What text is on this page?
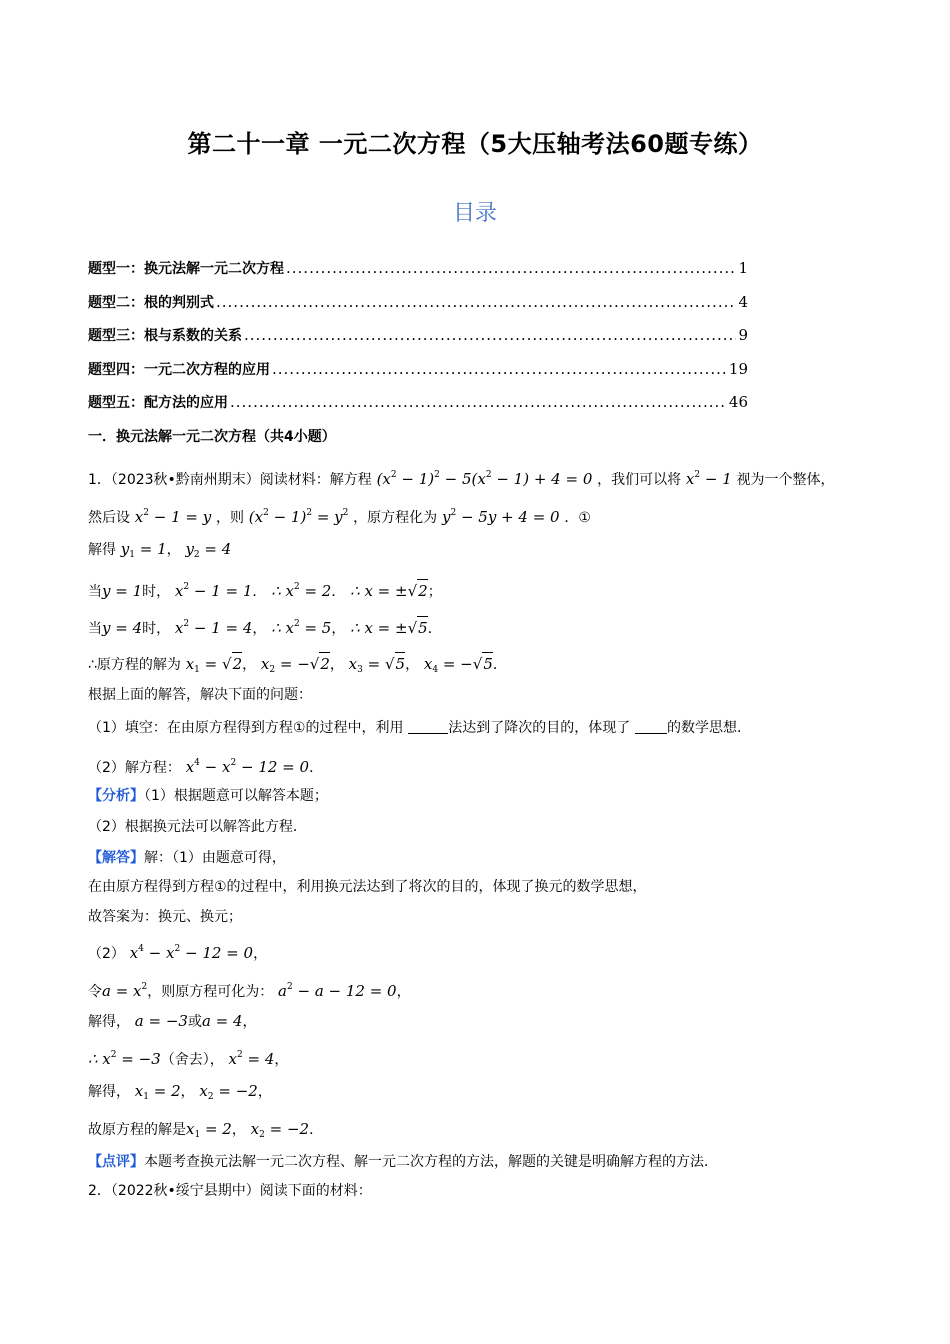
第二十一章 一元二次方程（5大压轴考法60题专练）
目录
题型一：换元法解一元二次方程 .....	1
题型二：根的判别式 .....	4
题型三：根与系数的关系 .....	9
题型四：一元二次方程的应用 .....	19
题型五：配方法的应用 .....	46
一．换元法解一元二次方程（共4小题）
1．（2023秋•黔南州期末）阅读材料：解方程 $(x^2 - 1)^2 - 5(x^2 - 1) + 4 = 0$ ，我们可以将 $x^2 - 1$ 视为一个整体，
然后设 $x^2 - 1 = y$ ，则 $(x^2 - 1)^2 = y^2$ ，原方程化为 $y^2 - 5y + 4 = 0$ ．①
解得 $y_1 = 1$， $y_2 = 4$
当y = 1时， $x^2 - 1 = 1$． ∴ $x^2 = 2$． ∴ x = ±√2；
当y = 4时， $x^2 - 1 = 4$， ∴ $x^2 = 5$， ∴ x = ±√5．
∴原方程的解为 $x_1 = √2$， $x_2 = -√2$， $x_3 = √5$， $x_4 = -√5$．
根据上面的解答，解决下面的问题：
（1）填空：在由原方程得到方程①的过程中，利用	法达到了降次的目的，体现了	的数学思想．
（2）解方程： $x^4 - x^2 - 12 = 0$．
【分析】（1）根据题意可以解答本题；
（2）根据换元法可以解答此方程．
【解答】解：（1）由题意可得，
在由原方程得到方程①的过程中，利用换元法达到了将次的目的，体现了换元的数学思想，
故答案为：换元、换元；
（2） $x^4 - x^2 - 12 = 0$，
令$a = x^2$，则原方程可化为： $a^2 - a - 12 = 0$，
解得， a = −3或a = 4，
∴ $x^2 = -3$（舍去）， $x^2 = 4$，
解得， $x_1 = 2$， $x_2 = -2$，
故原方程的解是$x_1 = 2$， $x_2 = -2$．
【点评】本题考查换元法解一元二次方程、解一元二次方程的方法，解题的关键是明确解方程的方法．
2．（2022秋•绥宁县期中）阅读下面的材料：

───

SHORT TASK: Would you set down the listing exactly, omitting pictures?

WRITTEN RESPONSE:
What text is on this page?
第二十一章 一元二次方程（5大压轴考法60题专练）
目录
题型一：换元法解一元二次方程 .....	1
题型二：根的判别式 .....	4
题型三：根与系数的关系 .....	9
题型四：一元二次方程的应用 .....	19
题型五：配方法的应用 .....	46
一．换元法解一元二次方程（共4小题）
1．（2023秋•黔南州期末）阅读材料：解方程 $(x^2 - 1)^2 - 5(x^2 - 1) + 4 = 0$ ，我们可以将 $x^2 - 1$ 视为一个整体，
然后设 $x^2 - 1 = y$ ，则 $(x^2 - 1)^2 = y^2$ ，原方程化为 $y^2 - 5y + 4 = 0$ ．①
解得 $y_1 = 1$， $y_2 = 4$
当y = 1时， $x^2 - 1 = 1$． ∴ $x^2 = 2$． ∴ x = ±√2；
当y = 4时， $x^2 - 1 = 4$， ∴ $x^2 = 5$， ∴ x = ±√5．
∴原方程的解为 $x_1 = √2$， $x_2 = -√2$， $x_3 = √5$， $x_4 = -√5$．
根据上面的解答，解决下面的问题：
（1）填空：在由原方程得到方程①的过程中，利用	法达到了降次的目的，体现了	的数学思想．
（2）解方程： $x^4 - x^2 - 12 = 0$．
【分析】（1）根据题意可以解答本题；
（2）根据换元法可以解答此方程．
【解答】解：（1）由题意可得，
在由原方程得到方程①的过程中，利用换元法达到了将次的目的，体现了换元的数学思想，
故答案为：换元、换元；
（2） $x^4 - x^2 - 12 = 0$，
令$a = x^2$，则原方程可化为： $a^2 - a - 12 = 0$，
解得， a = −3或a = 4，
∴ $x^2 = -3$（舍去）， $x^2 = 4$，
解得， $x_1 = 2$， $x_2 = -2$，
故原方程的解是$x_1 = 2$， $x_2 = -2$．
【点评】本题考查换元法解一元二次方程、解一元二次方程的方法，解题的关键是明确解方程的方法．
2．（2022秋•绥宁县期中）阅读下面的材料：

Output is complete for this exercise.